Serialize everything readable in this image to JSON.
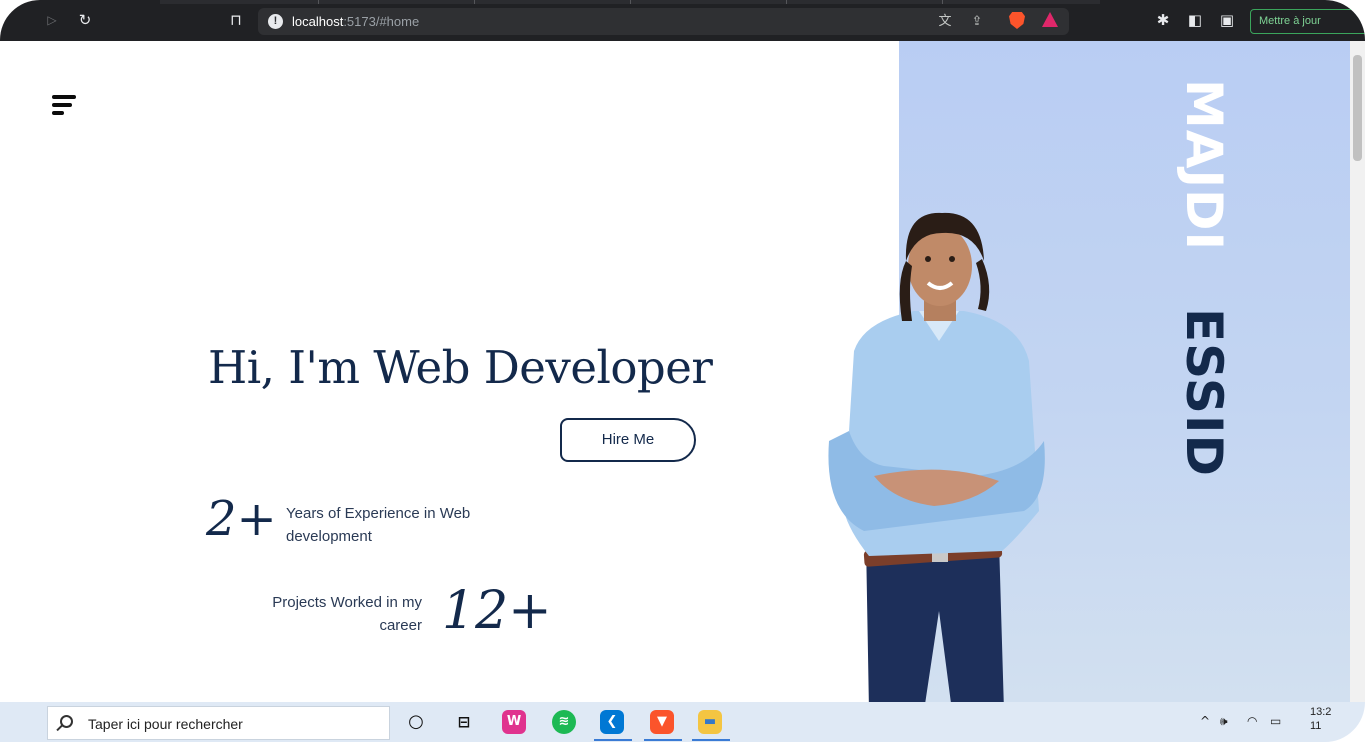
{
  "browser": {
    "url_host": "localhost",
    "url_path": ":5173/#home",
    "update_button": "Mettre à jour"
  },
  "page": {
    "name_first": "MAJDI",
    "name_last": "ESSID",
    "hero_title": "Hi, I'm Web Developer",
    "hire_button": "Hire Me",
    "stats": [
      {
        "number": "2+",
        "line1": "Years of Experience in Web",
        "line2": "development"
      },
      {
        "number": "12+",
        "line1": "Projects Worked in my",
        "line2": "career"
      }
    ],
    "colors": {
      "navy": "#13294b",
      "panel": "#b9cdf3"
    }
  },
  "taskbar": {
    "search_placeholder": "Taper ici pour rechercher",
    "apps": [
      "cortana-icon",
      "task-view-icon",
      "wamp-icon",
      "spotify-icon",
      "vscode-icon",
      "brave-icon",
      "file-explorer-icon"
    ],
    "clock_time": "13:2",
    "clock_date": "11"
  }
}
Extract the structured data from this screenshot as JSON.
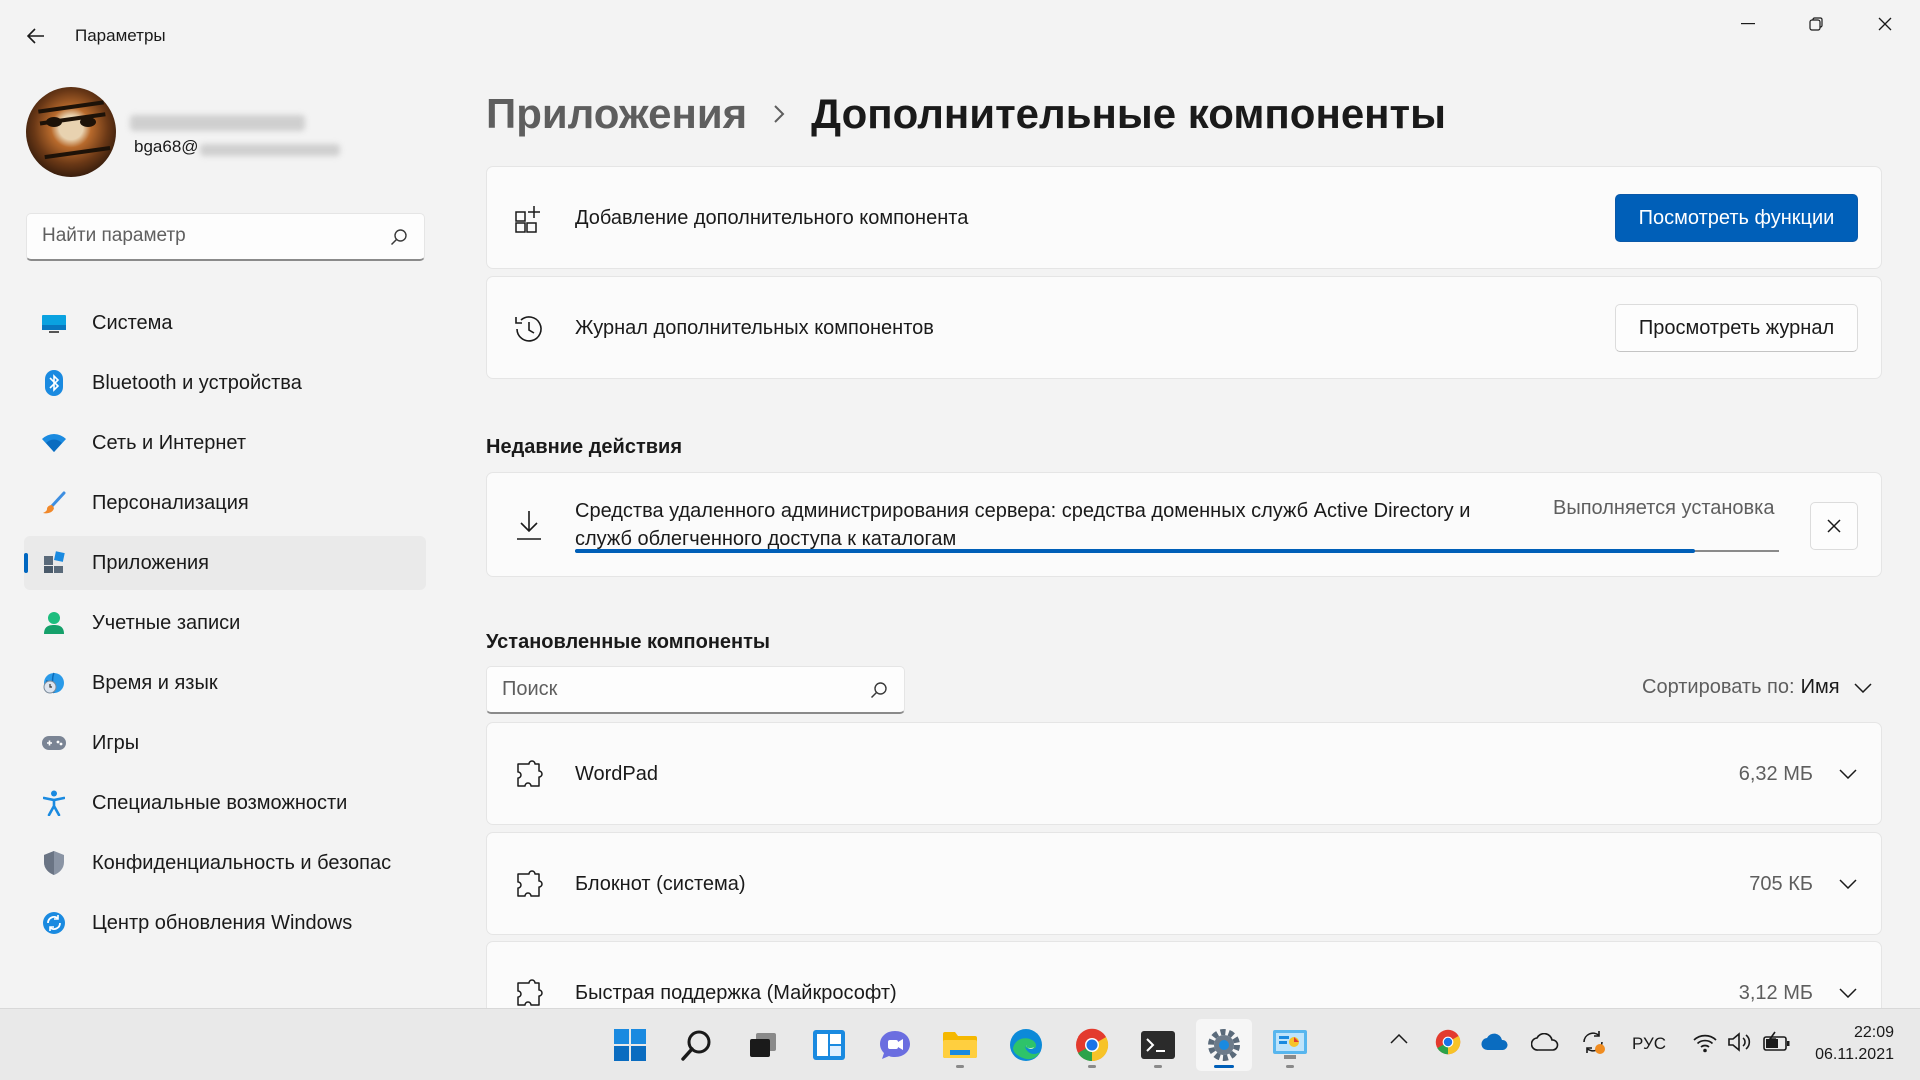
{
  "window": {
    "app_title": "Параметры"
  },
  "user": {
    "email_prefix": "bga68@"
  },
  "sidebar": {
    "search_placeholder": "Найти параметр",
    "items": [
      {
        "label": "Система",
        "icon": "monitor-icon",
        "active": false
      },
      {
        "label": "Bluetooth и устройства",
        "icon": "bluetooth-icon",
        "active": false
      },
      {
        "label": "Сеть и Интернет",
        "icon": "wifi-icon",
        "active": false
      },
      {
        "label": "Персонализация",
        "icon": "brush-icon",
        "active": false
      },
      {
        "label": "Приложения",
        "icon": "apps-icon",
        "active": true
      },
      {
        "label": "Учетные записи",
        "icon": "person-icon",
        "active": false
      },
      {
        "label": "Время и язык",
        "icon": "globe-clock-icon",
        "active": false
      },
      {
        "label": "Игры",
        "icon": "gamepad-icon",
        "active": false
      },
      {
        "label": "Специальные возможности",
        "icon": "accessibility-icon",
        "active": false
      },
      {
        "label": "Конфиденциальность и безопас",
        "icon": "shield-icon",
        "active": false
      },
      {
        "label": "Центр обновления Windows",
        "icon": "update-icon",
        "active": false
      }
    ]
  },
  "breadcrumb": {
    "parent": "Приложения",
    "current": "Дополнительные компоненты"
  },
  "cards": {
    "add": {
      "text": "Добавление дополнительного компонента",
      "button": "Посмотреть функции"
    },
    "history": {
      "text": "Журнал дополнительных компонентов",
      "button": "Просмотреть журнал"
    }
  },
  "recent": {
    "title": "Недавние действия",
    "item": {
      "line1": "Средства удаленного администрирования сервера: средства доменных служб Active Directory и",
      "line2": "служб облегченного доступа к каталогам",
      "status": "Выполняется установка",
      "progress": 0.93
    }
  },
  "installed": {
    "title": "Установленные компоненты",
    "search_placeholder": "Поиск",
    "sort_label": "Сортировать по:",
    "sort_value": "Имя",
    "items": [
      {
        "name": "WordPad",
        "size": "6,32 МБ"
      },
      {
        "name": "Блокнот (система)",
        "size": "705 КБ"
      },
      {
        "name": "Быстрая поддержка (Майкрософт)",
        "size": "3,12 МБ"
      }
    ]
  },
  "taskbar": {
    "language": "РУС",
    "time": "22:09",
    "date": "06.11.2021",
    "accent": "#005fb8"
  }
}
++++++
* **Request**: Reproduce each record from above exactly; pictures do not belong in the copy.

* **Result of the exercise**:
Serialize everything readable in this image to JSON.
{
  "browser": {
    "url_host": "localhost",
    "url_path": ":5173/#home",
    "update_button": "Mettre à jour"
  },
  "page": {
    "name_first": "MAJDI",
    "name_last": "ESSID",
    "hero_title": "Hi, I'm Web Developer",
    "hire_button": "Hire Me",
    "stats": [
      {
        "number": "2+",
        "line1": "Years of Experience in Web",
        "line2": "development"
      },
      {
        "number": "12+",
        "line1": "Projects Worked in my",
        "line2": "career"
      }
    ],
    "colors": {
      "navy": "#13294b",
      "panel": "#b9cdf3"
    }
  },
  "taskbar": {
    "search_placeholder": "Taper ici pour rechercher",
    "apps": [
      "cortana-icon",
      "task-view-icon",
      "wamp-icon",
      "spotify-icon",
      "vscode-icon",
      "brave-icon",
      "file-explorer-icon"
    ],
    "clock_time": "13:2",
    "clock_date": "11"
  }
}
Extract the structured data from this screenshot as JSON.
{
  "window": {
    "app_title": "Параметры"
  },
  "user": {
    "email_prefix": "bga68@"
  },
  "sidebar": {
    "search_placeholder": "Найти параметр",
    "items": [
      {
        "label": "Система",
        "icon": "monitor-icon",
        "active": false
      },
      {
        "label": "Bluetooth и устройства",
        "icon": "bluetooth-icon",
        "active": false
      },
      {
        "label": "Сеть и Интернет",
        "icon": "wifi-icon",
        "active": false
      },
      {
        "label": "Персонализация",
        "icon": "brush-icon",
        "active": false
      },
      {
        "label": "Приложения",
        "icon": "apps-icon",
        "active": true
      },
      {
        "label": "Учетные записи",
        "icon": "person-icon",
        "active": false
      },
      {
        "label": "Время и язык",
        "icon": "globe-clock-icon",
        "active": false
      },
      {
        "label": "Игры",
        "icon": "gamepad-icon",
        "active": false
      },
      {
        "label": "Специальные возможности",
        "icon": "accessibility-icon",
        "active": false
      },
      {
        "label": "Конфиденциальность и безопас",
        "icon": "shield-icon",
        "active": false
      },
      {
        "label": "Центр обновления Windows",
        "icon": "update-icon",
        "active": false
      }
    ]
  },
  "breadcrumb": {
    "parent": "Приложения",
    "current": "Дополнительные компоненты"
  },
  "cards": {
    "add": {
      "text": "Добавление дополнительного компонента",
      "button": "Посмотреть функции"
    },
    "history": {
      "text": "Журнал дополнительных компонентов",
      "button": "Просмотреть журнал"
    }
  },
  "recent": {
    "title": "Недавние действия",
    "item": {
      "line1": "Средства удаленного администрирования сервера: средства доменных служб Active Directory и",
      "line2": "служб облегченного доступа к каталогам",
      "status": "Выполняется установка",
      "progress": 0.93
    }
  },
  "installed": {
    "title": "Установленные компоненты",
    "search_placeholder": "Поиск",
    "sort_label": "Сортировать по:",
    "sort_value": "Имя",
    "items": [
      {
        "name": "WordPad",
        "size": "6,32 МБ"
      },
      {
        "name": "Блокнот (система)",
        "size": "705 КБ"
      },
      {
        "name": "Быстрая поддержка (Майкрософт)",
        "size": "3,12 МБ"
      }
    ]
  },
  "taskbar": {
    "language": "РУС",
    "time": "22:09",
    "date": "06.11.2021",
    "accent": "#005fb8"
  }
}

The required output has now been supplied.